→ **WORK INSTRUCTIONS**
List each line holding the string "Read".

[Stored data entries]

'''

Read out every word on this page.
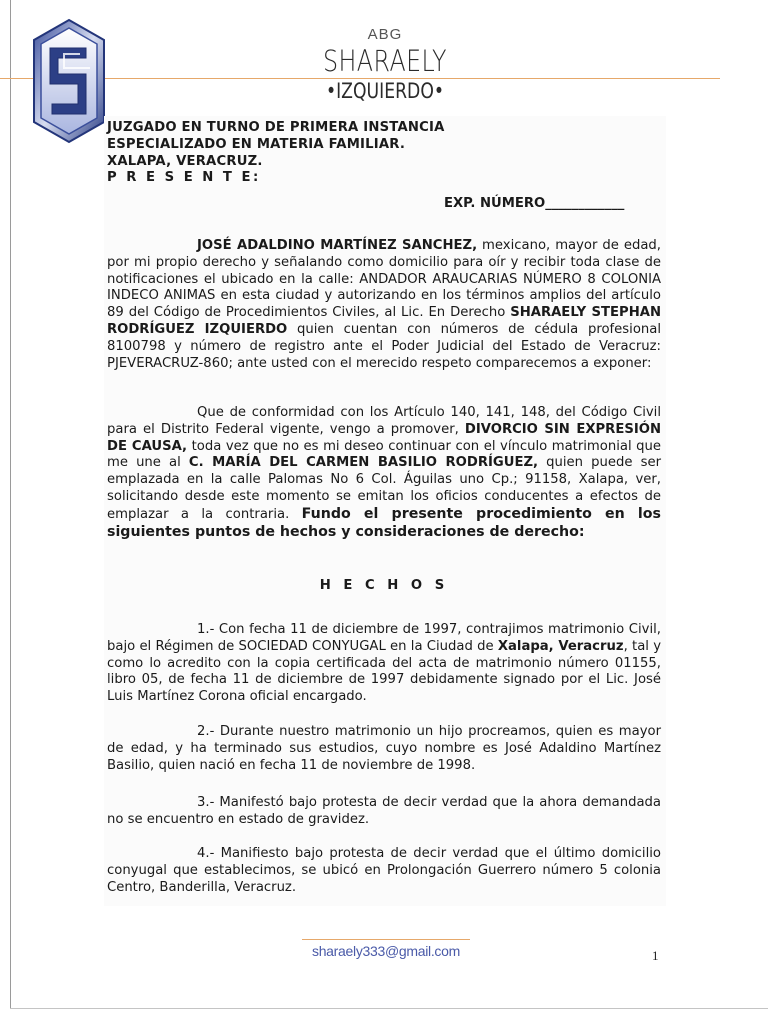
ABG
SHARAELY
•IZQUIERDO•
JUZGADO EN TURNO DE PRIMERA INSTANCIA
ESPECIALIZADO EN MATERIA FAMILIAR.
XALAPA, VERACRUZ.
P R E S E N T E:
EXP. NÚMERO____________
JOSÉ ADALDINO MARTÍNEZ SANCHEZ, mexicano, mayor de edad, por mi propio derecho y señalando como domicilio para oír y recibir toda clase de notificaciones el ubicado en la calle: ANDADOR ARAUCARIAS NÚMERO 8 COLONIA INDECO ANIMAS en esta ciudad y autorizando en los términos amplios del artículo 89 del Código de Procedimientos Civiles, al Lic. En Derecho SHARAELY STEPHAN RODRÍGUEZ IZQUIERDO quien cuentan con números de cédula profesional 8100798 y número de registro ante el Poder Judicial del Estado de Veracruz: PJEVERACRUZ-860; ante usted con el merecido respeto comparecemos a exponer:
Que de conformidad con los Artículo 140, 141, 148, del Código Civil para el Distrito Federal vigente, vengo a promover, DIVORCIO SIN EXPRESIÓN DE CAUSA, toda vez que no es mi deseo continuar con el vínculo matrimonial que me une al C. MARÍA DEL CARMEN BASILIO RODRÍGUEZ, quien puede ser emplazada en la calle Palomas No 6 Col. Águilas uno Cp.; 91158, Xalapa, ver, solicitando desde este momento se emitan los oficios conducentes a efectos de emplazar a la contraria. Fundo el presente procedimiento en los siguientes puntos de hechos y consideraciones de derecho:
H E C H O S
1.- Con fecha 11 de diciembre de 1997, contrajimos matrimonio Civil, bajo el Régimen de SOCIEDAD CONYUGAL en la Ciudad de Xalapa, Veracruz, tal y como lo acredito con la copia certificada del acta de matrimonio número 01155, libro 05, de fecha 11 de diciembre de 1997 debidamente signado por el Lic. José Luis Martínez Corona oficial encargado.
2.- Durante nuestro matrimonio un hijo procreamos, quien es mayor de edad, y ha terminado sus estudios, cuyo nombre es José Adaldino Martínez Basilio, quien nació en fecha 11 de noviembre de 1998.
3.- Manifestó bajo protesta de decir verdad que la ahora demandada no se encuentro en estado de gravidez.
4.- Manifiesto bajo protesta de decir verdad que el último domicilio conyugal que establecimos, se ubicó en Prolongación Guerrero número 5 colonia Centro, Banderilla, Veracruz.
sharaely333@gmail.com	1
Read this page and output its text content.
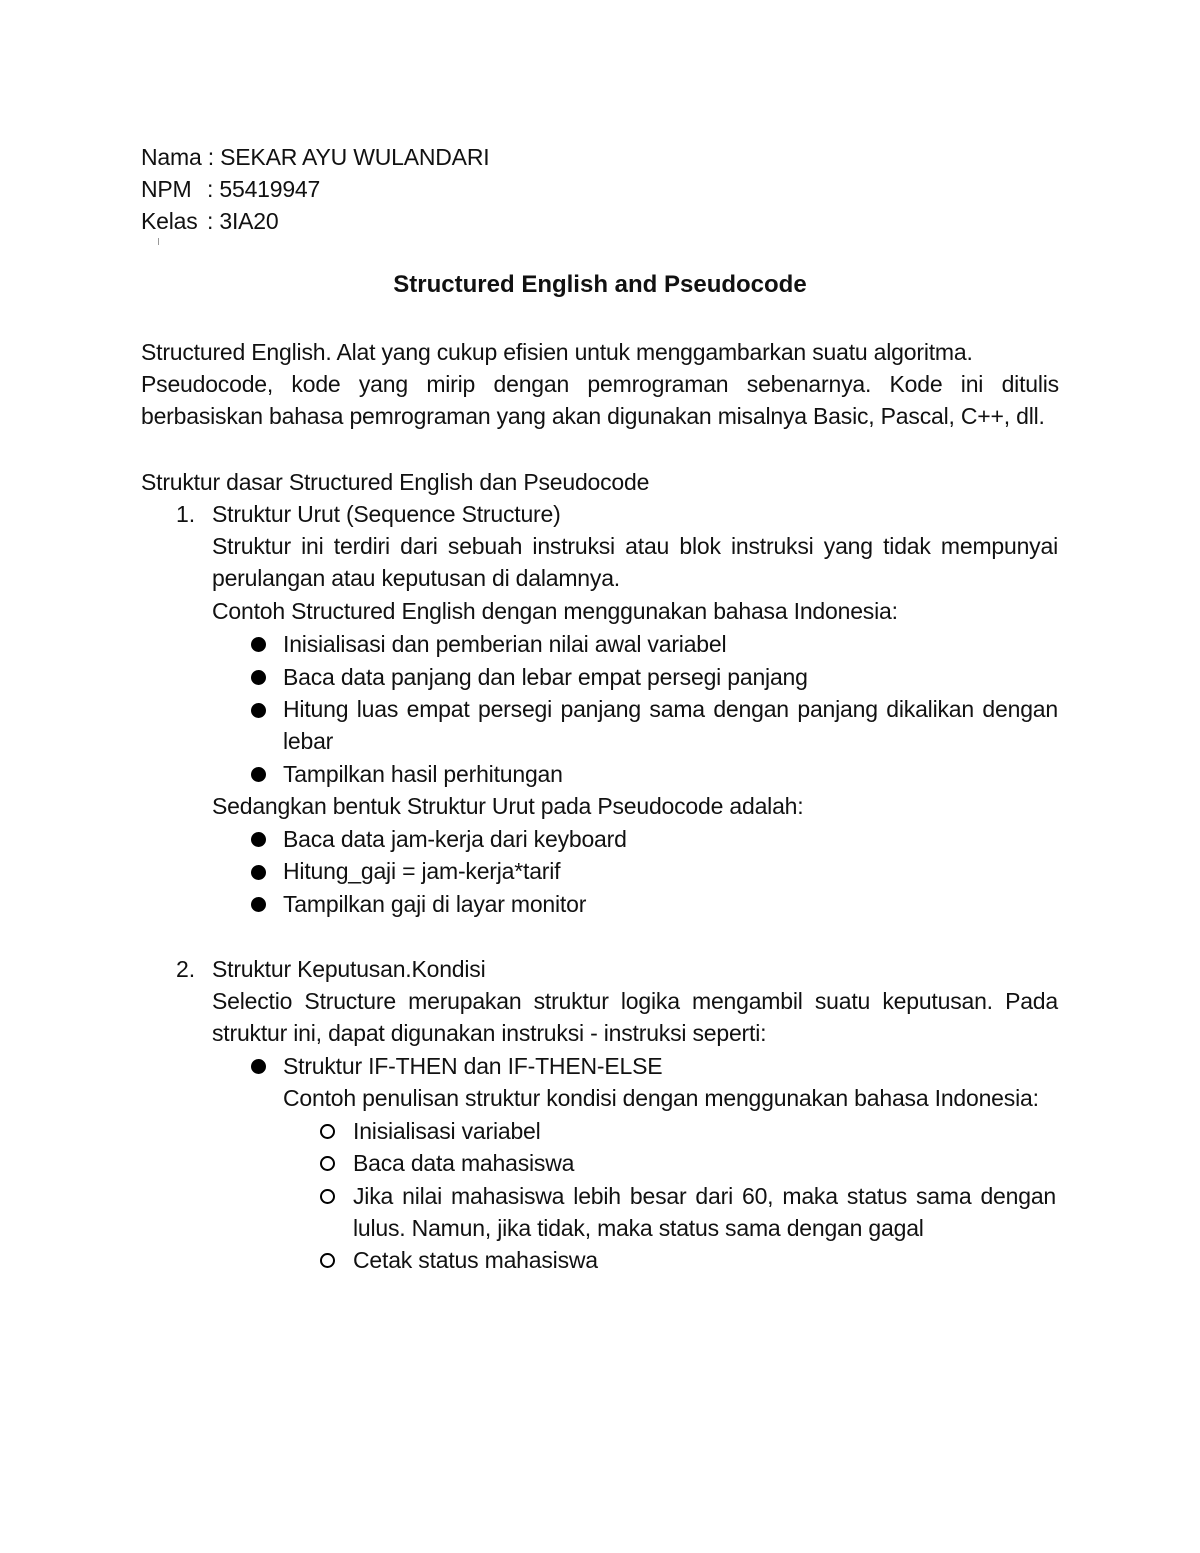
Nama : SEKAR AYU WULANDARI
NPM : 55419947
Kelas : 3IA20
Structured English and Pseudocode
Structured English. Alat yang cukup efisien untuk menggambarkan suatu algoritma.
Pseudocode, kode yang mirip dengan pemrograman sebenarnya. Kode ini ditulis
berbasiskan bahasa pemrograman yang akan digunakan misalnya Basic, Pascal, C++, dll.
Struktur dasar Structured English dan Pseudocode
1. Struktur Urut (Sequence Structure)
Struktur ini terdiri dari sebuah instruksi atau blok instruksi yang tidak mempunyai
perulangan atau keputusan di dalamnya.
Contoh Structured English dengan menggunakan bahasa Indonesia:
Inisialisasi dan pemberian nilai awal variabel
Baca data panjang dan lebar empat persegi panjang
Hitung luas empat persegi panjang sama dengan panjang dikalikan dengan
lebar
Tampilkan hasil perhitungan
Sedangkan bentuk Struktur Urut pada Pseudocode adalah:
Baca data jam-kerja dari keyboard
Hitung_gaji = jam-kerja*tarif
Tampilkan gaji di layar monitor
2. Struktur Keputusan.Kondisi
Selectio Structure merupakan struktur logika mengambil suatu keputusan. Pada
struktur ini, dapat digunakan instruksi - instruksi seperti:
Struktur IF-THEN dan IF-THEN-ELSE
Contoh penulisan struktur kondisi dengan menggunakan bahasa Indonesia:
Inisialisasi variabel
Baca data mahasiswa
Jika nilai mahasiswa lebih besar dari 60, maka status sama dengan
lulus. Namun, jika tidak, maka status sama dengan gagal
Cetak status mahasiswa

'''

→ **EXERCISE RESULT**
Read out every word on this page.
Read this page and output its text content.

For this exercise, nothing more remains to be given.